EXERCISE DETAILS:
Retype the full set of records. Keep every character identical.

-- Begin INPUT DATA --

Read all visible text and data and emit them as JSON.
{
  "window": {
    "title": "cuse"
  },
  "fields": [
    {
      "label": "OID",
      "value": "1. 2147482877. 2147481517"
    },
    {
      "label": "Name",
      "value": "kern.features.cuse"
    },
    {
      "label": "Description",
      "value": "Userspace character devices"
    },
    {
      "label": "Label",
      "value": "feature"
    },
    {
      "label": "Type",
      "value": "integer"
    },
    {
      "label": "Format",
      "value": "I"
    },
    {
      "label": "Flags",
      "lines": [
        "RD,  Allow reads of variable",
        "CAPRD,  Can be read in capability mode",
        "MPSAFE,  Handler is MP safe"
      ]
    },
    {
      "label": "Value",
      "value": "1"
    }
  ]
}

-- End INPUT DATA --

TASK SOLUTION:
Read all visible text and data and emit them as JSON.
{
  "window": {
    "title": "cuse"
  },
  "fields": [
    {
      "label": "OID",
      "value": "1. 2147482877. 2147481517"
    },
    {
      "label": "Name",
      "value": "kern.features.cuse"
    },
    {
      "label": "Description",
      "value": "Userspace character devices"
    },
    {
      "label": "Label",
      "value": "feature"
    },
    {
      "label": "Type",
      "value": "integer"
    },
    {
      "label": "Format",
      "value": "I"
    },
    {
      "label": "Flags",
      "lines": [
        "RD,  Allow reads of variable",
        "CAPRD,  Can be read in capability mode",
        "MPSAFE,  Handler is MP safe"
      ]
    },
    {
      "label": "Value",
      "value": "1"
    }
  ]
}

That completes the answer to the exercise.